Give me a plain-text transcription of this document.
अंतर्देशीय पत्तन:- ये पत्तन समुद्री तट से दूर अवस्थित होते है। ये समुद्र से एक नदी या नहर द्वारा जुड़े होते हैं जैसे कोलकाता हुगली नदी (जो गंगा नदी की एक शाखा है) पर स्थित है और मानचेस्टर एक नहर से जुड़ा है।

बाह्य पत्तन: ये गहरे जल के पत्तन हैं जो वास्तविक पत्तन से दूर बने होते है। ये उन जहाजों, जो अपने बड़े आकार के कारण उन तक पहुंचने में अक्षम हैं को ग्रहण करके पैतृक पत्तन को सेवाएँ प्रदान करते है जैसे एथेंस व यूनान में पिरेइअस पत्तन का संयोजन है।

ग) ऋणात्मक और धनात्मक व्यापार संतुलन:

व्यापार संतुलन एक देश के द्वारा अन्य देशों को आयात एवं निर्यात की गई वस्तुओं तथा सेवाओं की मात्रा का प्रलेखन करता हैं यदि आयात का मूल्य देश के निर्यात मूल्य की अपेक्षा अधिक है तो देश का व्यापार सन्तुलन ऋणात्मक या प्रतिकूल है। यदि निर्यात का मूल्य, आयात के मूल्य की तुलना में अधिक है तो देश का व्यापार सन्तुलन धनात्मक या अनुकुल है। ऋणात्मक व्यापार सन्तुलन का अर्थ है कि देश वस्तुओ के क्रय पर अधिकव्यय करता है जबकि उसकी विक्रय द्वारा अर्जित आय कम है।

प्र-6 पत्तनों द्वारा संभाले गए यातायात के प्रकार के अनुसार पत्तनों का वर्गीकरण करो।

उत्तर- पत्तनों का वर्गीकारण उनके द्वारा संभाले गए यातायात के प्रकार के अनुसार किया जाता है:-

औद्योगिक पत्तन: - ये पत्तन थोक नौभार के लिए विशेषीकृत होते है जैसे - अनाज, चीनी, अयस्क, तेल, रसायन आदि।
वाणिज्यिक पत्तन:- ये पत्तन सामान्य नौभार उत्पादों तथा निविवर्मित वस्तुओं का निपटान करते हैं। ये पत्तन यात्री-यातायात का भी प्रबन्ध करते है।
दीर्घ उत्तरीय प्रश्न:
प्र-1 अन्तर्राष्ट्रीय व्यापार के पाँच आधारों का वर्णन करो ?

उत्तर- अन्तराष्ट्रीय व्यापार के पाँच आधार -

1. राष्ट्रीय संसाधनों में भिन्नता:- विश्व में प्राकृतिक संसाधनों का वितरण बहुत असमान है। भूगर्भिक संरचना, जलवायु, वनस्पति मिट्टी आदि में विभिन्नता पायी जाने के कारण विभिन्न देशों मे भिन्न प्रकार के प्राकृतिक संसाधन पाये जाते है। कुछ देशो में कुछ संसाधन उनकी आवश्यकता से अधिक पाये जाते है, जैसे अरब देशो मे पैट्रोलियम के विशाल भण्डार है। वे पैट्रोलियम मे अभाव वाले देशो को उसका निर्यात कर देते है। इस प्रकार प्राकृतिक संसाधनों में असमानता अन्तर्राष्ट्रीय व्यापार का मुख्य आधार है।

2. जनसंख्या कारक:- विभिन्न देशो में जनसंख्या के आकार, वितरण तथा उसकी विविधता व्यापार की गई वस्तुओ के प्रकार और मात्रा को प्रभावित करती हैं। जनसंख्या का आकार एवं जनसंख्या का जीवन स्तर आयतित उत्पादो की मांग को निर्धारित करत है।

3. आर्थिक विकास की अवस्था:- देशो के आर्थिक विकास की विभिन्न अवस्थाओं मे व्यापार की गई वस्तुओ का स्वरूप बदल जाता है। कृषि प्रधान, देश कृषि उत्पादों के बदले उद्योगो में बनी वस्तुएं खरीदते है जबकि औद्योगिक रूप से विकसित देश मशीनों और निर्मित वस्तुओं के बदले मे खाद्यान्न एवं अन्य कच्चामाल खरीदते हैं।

## Request
Write down the full listing again, exactly.

## Solution to this task
Give me a plain-text transcription of this document.
अंतर्देशीय पत्तन:- ये पत्तन समुद्री तट से दूर अवस्थित होते है। ये समुद्र से एक नदी या नहर द्वारा जुड़े होते हैं जैसे कोलकाता हुगली नदी (जो गंगा नदी की एक शाखा है) पर स्थित है और मानचेस्टर एक नहर से जुड़ा है।

बाह्य पत्तन: ये गहरे जल के पत्तन हैं जो वास्तविक पत्तन से दूर बने होते है। ये उन जहाजों, जो अपने बड़े आकार के कारण उन तक पहुंचने में अक्षम हैं को ग्रहण करके पैतृक पत्तन को सेवाएँ प्रदान करते है जैसे एथेंस व यूनान में पिरेइअस पत्तन का संयोजन है।

ग) ऋणात्मक और धनात्मक व्यापार संतुलन:

व्यापार संतुलन एक देश के द्वारा अन्य देशों को आयात एवं निर्यात की गई वस्तुओं तथा सेवाओं की मात्रा का प्रलेखन करता हैं यदि आयात का मूल्य देश के निर्यात मूल्य की अपेक्षा अधिक है तो देश का व्यापार सन्तुलन ऋणात्मक या प्रतिकूल है। यदि निर्यात का मूल्य, आयात के मूल्य की तुलना में अधिक है तो देश का व्यापार सन्तुलन धनात्मक या अनुकुल है। ऋणात्मक व्यापार सन्तुलन का अर्थ है कि देश वस्तुओ के क्रय पर अधिकव्यय करता है जबकि उसकी विक्रय द्वारा अर्जित आय कम है।

प्र-6 पत्तनों द्वारा संभाले गए यातायात के प्रकार के अनुसार पत्तनों का वर्गीकरण करो।

उत्तर- पत्तनों का वर्गीकारण उनके द्वारा संभाले गए यातायात के प्रकार के अनुसार किया जाता है:-

औद्योगिक पत्तन: - ये पत्तन थोक नौभार के लिए विशेषीकृत होते है जैसे - अनाज, चीनी, अयस्क, तेल, रसायन आदि।
वाणिज्यिक पत्तन:- ये पत्तन सामान्य नौभार उत्पादों तथा निविवर्मित वस्तुओं का निपटान करते हैं। ये पत्तन यात्री-यातायात का भी प्रबन्ध करते है।
दीर्घ उत्तरीय प्रश्न:
प्र-1 अन्तर्राष्ट्रीय व्यापार के पाँच आधारों का वर्णन करो ?

उत्तर- अन्तराष्ट्रीय व्यापार के पाँच आधार -

1. राष्ट्रीय संसाधनों में भिन्नता:- विश्व में प्राकृतिक संसाधनों का वितरण बहुत असमान है। भूगर्भिक संरचना, जलवायु, वनस्पति मिट्टी आदि में विभिन्नता पायी जाने के कारण विभिन्न देशों मे भिन्न प्रकार के प्राकृतिक संसाधन पाये जाते है। कुछ देशो में कुछ संसाधन उनकी आवश्यकता से अधिक पाये जाते है, जैसे अरब देशो मे पैट्रोलियम के विशाल भण्डार है। वे पैट्रोलियम मे अभाव वाले देशो को उसका निर्यात कर देते है। इस प्रकार प्राकृतिक संसाधनों में असमानता अन्तर्राष्ट्रीय व्यापार का मुख्य आधार है।

2. जनसंख्या कारक:- विभिन्न देशो में जनसंख्या के आकार, वितरण तथा उसकी विविधता व्यापार की गई वस्तुओ के प्रकार और मात्रा को प्रभावित करती हैं। जनसंख्या का आकार एवं जनसंख्या का जीवन स्तर आयतित उत्पादो की मांग को निर्धारित करत है।

3. आर्थिक विकास की अवस्था:- देशो के आर्थिक विकास की विभिन्न अवस्थाओं मे व्यापार की गई वस्तुओ का स्वरूप बदल जाता है। कृषि प्रधान, देश कृषि उत्पादों के बदले उद्योगो में बनी वस्तुएं खरीदते है जबकि औद्योगिक रूप से विकसित देश मशीनों और निर्मित वस्तुओं के बदले मे खाद्यान्न एवं अन्य कच्चामाल खरीदते हैं।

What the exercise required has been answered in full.